** begin Source data **
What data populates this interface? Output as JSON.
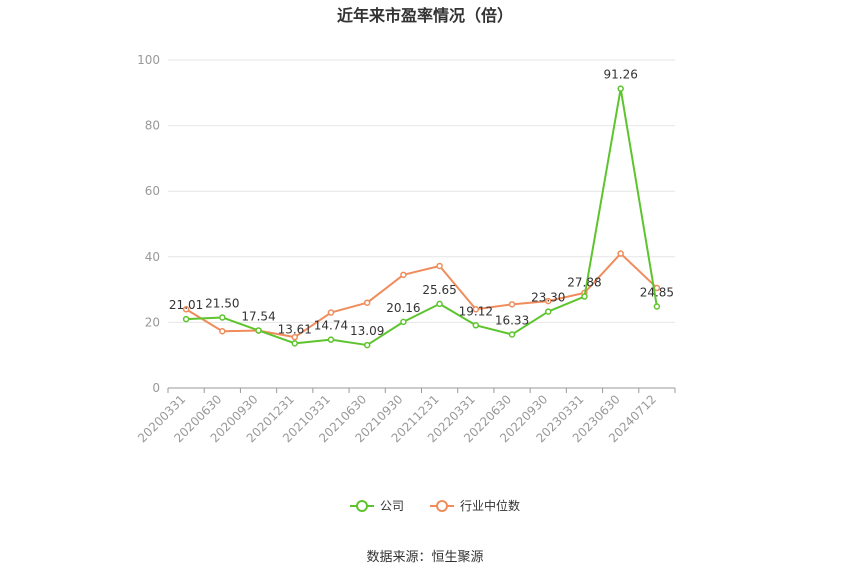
{
  "chart_data": {
    "type": "line",
    "title": "近年来市盈率情况（倍）",
    "categories": [
      "20200331",
      "20200630",
      "20200930",
      "20201231",
      "20210331",
      "20210630",
      "20210930",
      "20211231",
      "20220331",
      "20220630",
      "20220930",
      "20230331",
      "20230630",
      "20240712"
    ],
    "series": [
      {
        "name": "公司",
        "color": "#5ec42e",
        "values": [
          21.01,
          21.5,
          17.54,
          13.61,
          14.74,
          13.09,
          20.16,
          25.65,
          19.12,
          16.33,
          23.3,
          27.88,
          91.26,
          24.85
        ],
        "labels": [
          "21.01",
          "21.50",
          "17.54",
          "13.61",
          "14.74",
          "13.09",
          "20.16",
          "25.65",
          "19.12",
          "16.33",
          "23.30",
          "27.88",
          "91.26",
          "24.85"
        ]
      },
      {
        "name": "行业中位数",
        "color": "#f08c5c",
        "values": [
          24,
          17.3,
          17.5,
          15.5,
          23,
          26,
          34.5,
          37.2,
          24,
          25.5,
          26.5,
          29,
          41,
          30.5
        ]
      }
    ],
    "ylim": [
      0,
      100
    ],
    "yticks": [
      0,
      20,
      40,
      60,
      80,
      100
    ],
    "grid": true,
    "legend": "bottom-center",
    "xlabel": "",
    "ylabel": ""
  },
  "source": "数据来源：恒生聚源"
}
** end Source data **
_Your instructions:_
Set down every entry word for word, but omit the pictures.

_Correct output:_
What data populates this interface? Output as JSON.
{
  "chart_data": {
    "type": "line",
    "title": "近年来市盈率情况（倍）",
    "categories": [
      "20200331",
      "20200630",
      "20200930",
      "20201231",
      "20210331",
      "20210630",
      "20210930",
      "20211231",
      "20220331",
      "20220630",
      "20220930",
      "20230331",
      "20230630",
      "20240712"
    ],
    "series": [
      {
        "name": "公司",
        "color": "#5ec42e",
        "values": [
          21.01,
          21.5,
          17.54,
          13.61,
          14.74,
          13.09,
          20.16,
          25.65,
          19.12,
          16.33,
          23.3,
          27.88,
          91.26,
          24.85
        ],
        "labels": [
          "21.01",
          "21.50",
          "17.54",
          "13.61",
          "14.74",
          "13.09",
          "20.16",
          "25.65",
          "19.12",
          "16.33",
          "23.30",
          "27.88",
          "91.26",
          "24.85"
        ]
      },
      {
        "name": "行业中位数",
        "color": "#f08c5c",
        "values": [
          24,
          17.3,
          17.5,
          15.5,
          23,
          26,
          34.5,
          37.2,
          24,
          25.5,
          26.5,
          29,
          41,
          30.5
        ]
      }
    ],
    "ylim": [
      0,
      100
    ],
    "yticks": [
      0,
      20,
      40,
      60,
      80,
      100
    ],
    "grid": true,
    "legend": "bottom-center",
    "xlabel": "",
    "ylabel": ""
  },
  "source": "数据来源：恒生聚源"
}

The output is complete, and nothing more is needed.